Transcribe each record exactly. Include every one.

┌──

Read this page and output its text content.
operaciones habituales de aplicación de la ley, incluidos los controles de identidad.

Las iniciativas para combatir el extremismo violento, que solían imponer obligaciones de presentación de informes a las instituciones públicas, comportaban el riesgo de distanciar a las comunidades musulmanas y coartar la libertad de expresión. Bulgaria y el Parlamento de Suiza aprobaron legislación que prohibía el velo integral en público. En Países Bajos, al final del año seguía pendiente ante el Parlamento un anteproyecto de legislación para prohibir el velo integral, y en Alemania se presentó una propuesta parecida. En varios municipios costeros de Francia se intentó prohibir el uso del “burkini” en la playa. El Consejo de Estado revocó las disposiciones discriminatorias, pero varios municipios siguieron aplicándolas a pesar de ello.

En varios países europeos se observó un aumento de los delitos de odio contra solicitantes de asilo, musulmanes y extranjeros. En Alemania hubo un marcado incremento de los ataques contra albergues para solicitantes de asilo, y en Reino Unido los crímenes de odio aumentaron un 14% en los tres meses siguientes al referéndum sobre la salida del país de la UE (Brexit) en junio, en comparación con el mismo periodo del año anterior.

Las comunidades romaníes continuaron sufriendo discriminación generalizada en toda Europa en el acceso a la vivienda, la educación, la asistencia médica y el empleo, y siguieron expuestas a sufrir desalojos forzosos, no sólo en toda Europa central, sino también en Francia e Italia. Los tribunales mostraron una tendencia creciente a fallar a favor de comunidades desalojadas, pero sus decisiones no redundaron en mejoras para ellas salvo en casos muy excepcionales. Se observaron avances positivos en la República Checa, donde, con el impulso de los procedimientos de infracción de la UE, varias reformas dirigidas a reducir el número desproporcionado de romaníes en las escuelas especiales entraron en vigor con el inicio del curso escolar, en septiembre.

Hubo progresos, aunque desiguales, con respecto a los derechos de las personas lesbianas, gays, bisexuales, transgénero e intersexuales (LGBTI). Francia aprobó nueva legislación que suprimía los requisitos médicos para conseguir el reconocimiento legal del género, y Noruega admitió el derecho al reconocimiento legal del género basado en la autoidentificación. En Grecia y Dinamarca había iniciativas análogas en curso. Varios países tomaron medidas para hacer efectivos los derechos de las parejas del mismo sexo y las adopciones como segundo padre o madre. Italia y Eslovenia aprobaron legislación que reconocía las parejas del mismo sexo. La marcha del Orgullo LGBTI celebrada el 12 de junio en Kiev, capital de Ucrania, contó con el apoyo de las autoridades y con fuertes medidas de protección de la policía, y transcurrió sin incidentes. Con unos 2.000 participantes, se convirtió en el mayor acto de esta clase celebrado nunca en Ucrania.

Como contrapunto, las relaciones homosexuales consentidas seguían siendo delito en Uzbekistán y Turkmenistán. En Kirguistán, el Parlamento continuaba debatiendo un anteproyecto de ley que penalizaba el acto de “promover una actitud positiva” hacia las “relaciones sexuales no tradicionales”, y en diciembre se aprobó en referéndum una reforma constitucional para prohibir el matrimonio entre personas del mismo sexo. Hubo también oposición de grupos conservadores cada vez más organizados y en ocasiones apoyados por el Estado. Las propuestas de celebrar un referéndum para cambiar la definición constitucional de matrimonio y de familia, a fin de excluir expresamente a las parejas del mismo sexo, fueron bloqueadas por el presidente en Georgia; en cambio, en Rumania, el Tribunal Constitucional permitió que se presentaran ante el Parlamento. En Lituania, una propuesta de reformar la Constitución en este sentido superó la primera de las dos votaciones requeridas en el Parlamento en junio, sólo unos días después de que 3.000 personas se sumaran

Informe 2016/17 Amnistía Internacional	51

└──

RESULT OF THE TASK>
Read this page and output its text content.
operaciones habituales de aplicación de la ley, incluidos los controles de identidad.

Las iniciativas para combatir el extremismo violento, que solían imponer obligaciones de presentación de informes a las instituciones públicas, comportaban el riesgo de distanciar a las comunidades musulmanas y coartar la libertad de expresión. Bulgaria y el Parlamento de Suiza aprobaron legislación que prohibía el velo integral en público. En Países Bajos, al final del año seguía pendiente ante el Parlamento un anteproyecto de legislación para prohibir el velo integral, y en Alemania se presentó una propuesta parecida. En varios municipios costeros de Francia se intentó prohibir el uso del “burkini” en la playa. El Consejo de Estado revocó las disposiciones discriminatorias, pero varios municipios siguieron aplicándolas a pesar de ello.

En varios países europeos se observó un aumento de los delitos de odio contra solicitantes de asilo, musulmanes y extranjeros. En Alemania hubo un marcado incremento de los ataques contra albergues para solicitantes de asilo, y en Reino Unido los crímenes de odio aumentaron un 14% en los tres meses siguientes al referéndum sobre la salida del país de la UE (Brexit) en junio, en comparación con el mismo periodo del año anterior.

Las comunidades romaníes continuaron sufriendo discriminación generalizada en toda Europa en el acceso a la vivienda, la educación, la asistencia médica y el empleo, y siguieron expuestas a sufrir desalojos forzosos, no sólo en toda Europa central, sino también en Francia e Italia. Los tribunales mostraron una tendencia creciente a fallar a favor de comunidades desalojadas, pero sus decisiones no redundaron en mejoras para ellas salvo en casos muy excepcionales. Se observaron avances positivos en la República Checa, donde, con el impulso de los procedimientos de infracción de la UE, varias reformas dirigidas a reducir el número desproporcionado de romaníes en las escuelas especiales entraron en vigor con el inicio del curso escolar, en septiembre.

Hubo progresos, aunque desiguales, con respecto a los derechos de las personas lesbianas, gays, bisexuales, transgénero e intersexuales (LGBTI). Francia aprobó nueva legislación que suprimía los requisitos médicos para conseguir el reconocimiento legal del género, y Noruega admitió el derecho al reconocimiento legal del género basado en la autoidentificación. En Grecia y Dinamarca había iniciativas análogas en curso. Varios países tomaron medidas para hacer efectivos los derechos de las parejas del mismo sexo y las adopciones como segundo padre o madre. Italia y Eslovenia aprobaron legislación que reconocía las parejas del mismo sexo. La marcha del Orgullo LGBTI celebrada el 12 de junio en Kiev, capital de Ucrania, contó con el apoyo de las autoridades y con fuertes medidas de protección de la policía, y transcurrió sin incidentes. Con unos 2.000 participantes, se convirtió en el mayor acto de esta clase celebrado nunca en Ucrania.

Como contrapunto, las relaciones homosexuales consentidas seguían siendo delito en Uzbekistán y Turkmenistán. En Kirguistán, el Parlamento continuaba debatiendo un anteproyecto de ley que penalizaba el acto de “promover una actitud positiva” hacia las “relaciones sexuales no tradicionales”, y en diciembre se aprobó en referéndum una reforma constitucional para prohibir el matrimonio entre personas del mismo sexo. Hubo también oposición de grupos conservadores cada vez más organizados y en ocasiones apoyados por el Estado. Las propuestas de celebrar un referéndum para cambiar la definición constitucional de matrimonio y de familia, a fin de excluir expresamente a las parejas del mismo sexo, fueron bloqueadas por el presidente en Georgia; en cambio, en Rumania, el Tribunal Constitucional permitió que se presentaran ante el Parlamento. En Lituania, una propuesta de reformar la Constitución en este sentido superó la primera de las dos votaciones requeridas en el Parlamento en junio, sólo unos días después de que 3.000 personas se sumaran

Informe 2016/17 Amnistía Internacional	51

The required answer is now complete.